# [Aim of the task]
Turn every line of the records below into a Markdown table with two columns, Row and Line. Number the rows and leave out blank lines.
+ + + + +
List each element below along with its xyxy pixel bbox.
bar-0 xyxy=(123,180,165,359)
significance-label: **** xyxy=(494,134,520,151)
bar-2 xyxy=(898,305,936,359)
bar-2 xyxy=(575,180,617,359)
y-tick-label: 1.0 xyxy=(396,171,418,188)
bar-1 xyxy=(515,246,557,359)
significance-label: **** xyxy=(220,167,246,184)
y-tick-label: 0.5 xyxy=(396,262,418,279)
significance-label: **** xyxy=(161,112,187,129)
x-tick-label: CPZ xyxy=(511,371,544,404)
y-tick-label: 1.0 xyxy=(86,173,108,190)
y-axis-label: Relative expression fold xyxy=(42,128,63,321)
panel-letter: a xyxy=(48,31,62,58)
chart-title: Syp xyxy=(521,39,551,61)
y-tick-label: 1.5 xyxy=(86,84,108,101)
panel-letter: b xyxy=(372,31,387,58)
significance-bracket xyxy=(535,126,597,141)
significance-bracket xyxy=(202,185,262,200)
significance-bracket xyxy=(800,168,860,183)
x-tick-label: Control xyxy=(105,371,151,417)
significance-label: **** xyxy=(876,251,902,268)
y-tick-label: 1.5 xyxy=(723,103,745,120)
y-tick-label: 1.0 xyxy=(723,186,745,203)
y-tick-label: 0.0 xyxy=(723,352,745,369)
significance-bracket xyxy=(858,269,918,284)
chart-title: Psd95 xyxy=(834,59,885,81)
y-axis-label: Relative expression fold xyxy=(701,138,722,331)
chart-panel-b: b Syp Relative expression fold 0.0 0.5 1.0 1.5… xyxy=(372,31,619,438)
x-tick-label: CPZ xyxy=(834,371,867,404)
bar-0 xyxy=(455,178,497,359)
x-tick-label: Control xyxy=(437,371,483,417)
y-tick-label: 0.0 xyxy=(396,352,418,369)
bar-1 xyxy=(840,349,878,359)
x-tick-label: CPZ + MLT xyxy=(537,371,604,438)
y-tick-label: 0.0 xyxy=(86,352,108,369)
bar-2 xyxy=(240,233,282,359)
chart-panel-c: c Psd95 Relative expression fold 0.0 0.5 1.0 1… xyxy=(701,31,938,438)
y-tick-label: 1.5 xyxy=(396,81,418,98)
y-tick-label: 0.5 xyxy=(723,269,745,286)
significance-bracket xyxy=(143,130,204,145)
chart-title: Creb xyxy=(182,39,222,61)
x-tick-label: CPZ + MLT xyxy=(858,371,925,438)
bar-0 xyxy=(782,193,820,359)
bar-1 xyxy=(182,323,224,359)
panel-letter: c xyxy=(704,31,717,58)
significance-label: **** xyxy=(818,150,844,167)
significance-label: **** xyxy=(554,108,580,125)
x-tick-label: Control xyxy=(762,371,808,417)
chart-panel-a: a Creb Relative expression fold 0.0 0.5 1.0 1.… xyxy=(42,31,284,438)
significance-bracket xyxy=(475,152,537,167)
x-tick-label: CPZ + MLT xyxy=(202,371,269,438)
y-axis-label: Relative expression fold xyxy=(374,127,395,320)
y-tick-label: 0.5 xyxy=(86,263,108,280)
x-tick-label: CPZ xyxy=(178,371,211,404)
+ + + + +
# [Problem solution]
| Row | Line |
|---|---|
| 1 | List each element below along with its xyxy pixel bbox. |
| 2 | bar-0 xyxy=(123,180,165,359) |
| 3 | significance-label: **** xyxy=(494,134,520,151) |
| 4 | bar-2 xyxy=(898,305,936,359) |
| 5 | bar-2 xyxy=(575,180,617,359) |
| 6 | y-tick-label: 1.0 xyxy=(396,171,418,188) |
| 7 | bar-1 xyxy=(515,246,557,359) |
| 8 | significance-label: **** xyxy=(220,167,246,184) |
| 9 | y-tick-label: 0.5 xyxy=(396,262,418,279) |
| 10 | significance-label: **** xyxy=(161,112,187,129) |
| 11 | x-tick-label: CPZ xyxy=(511,371,544,404) |
| 12 | y-tick-label: 1.0 xyxy=(86,173,108,190) |
| 13 | y-axis-label: Relative expression fold xyxy=(42,128,63,321) |
| 14 | panel-letter: a xyxy=(48,31,62,58) |
| 15 | chart-title: Syp xyxy=(521,39,551,61) |
| 16 | y-tick-label: 1.5 xyxy=(86,84,108,101) |
| 17 | panel-letter: b xyxy=(372,31,387,58) |
| 18 | significance-bracket xyxy=(535,126,597,141) |
| 19 | significance-bracket xyxy=(202,185,262,200) |
| 20 | significance-bracket xyxy=(800,168,860,183) |
| 21 | x-tick-label: Control xyxy=(105,371,151,417) |
| 22 | significance-label: **** xyxy=(876,251,902,268) |
| 23 | y-tick-label: 1.5 xyxy=(723,103,745,120) |
| 24 | y-tick-label: 1.0 xyxy=(723,186,745,203) |
| 25 | y-tick-label: 0.0 xyxy=(723,352,745,369) |
| 26 | significance-bracket xyxy=(858,269,918,284) |
| 27 | chart-title: Psd95 xyxy=(834,59,885,81) |
| 28 | y-axis-label: Relative expression fold xyxy=(701,138,722,331) |
| 29 | chart-panel-b: b Syp Relative expression fold 0.0 0.5 1.0 1.5… xyxy=(372,31,619,438) |
| 30 | x-tick-label: CPZ xyxy=(834,371,867,404) |
| 31 | bar-0 xyxy=(455,178,497,359) |
| 32 | x-tick-label: Control xyxy=(437,371,483,417) |
| 33 | y-tick-label: 0.0 xyxy=(396,352,418,369) |
| 34 | bar-1 xyxy=(840,349,878,359) |
| 35 | x-tick-label: CPZ + MLT xyxy=(537,371,604,438) |
| 36 | y-tick-label: 0.0 xyxy=(86,352,108,369) |
| 37 | bar-2 xyxy=(240,233,282,359) |
| 38 | chart-panel-c: c Psd95 Relative expression fold 0.0 0.5 1.0 1… xyxy=(701,31,938,438) |
| 39 | y-tick-label: 1.5 xyxy=(396,81,418,98) |
| 40 | y-tick-label: 0.5 xyxy=(723,269,745,286) |
| 41 | significance-bracket xyxy=(143,130,204,145) |
| 42 | chart-title: Creb xyxy=(182,39,222,61) |
| 43 | x-tick-label: CPZ + MLT xyxy=(858,371,925,438) |
| 44 | bar-0 xyxy=(782,193,820,359) |
| 45 | bar-1 xyxy=(182,323,224,359) |
| 46 | panel-letter: c xyxy=(704,31,717,58) |
| 47 | significance-label: **** xyxy=(818,150,844,167) |
| 48 | significance-label: **** xyxy=(554,108,580,125) |
| 49 | x-tick-label: Control xyxy=(762,371,808,417) |
| 50 | chart-panel-a: a Creb Relative expression fold 0.0 0.5 1.0 1.… xyxy=(42,31,284,438) |
| 51 | significance-bracket xyxy=(475,152,537,167) |
| 52 | x-tick-label: CPZ + MLT xyxy=(202,371,269,438) |
| 53 | y-axis-label: Relative expression fold xyxy=(374,127,395,320) |
| 54 | y-tick-label: 0.5 xyxy=(86,263,108,280) |
| 55 | x-tick-label: CPZ xyxy=(178,371,211,404) |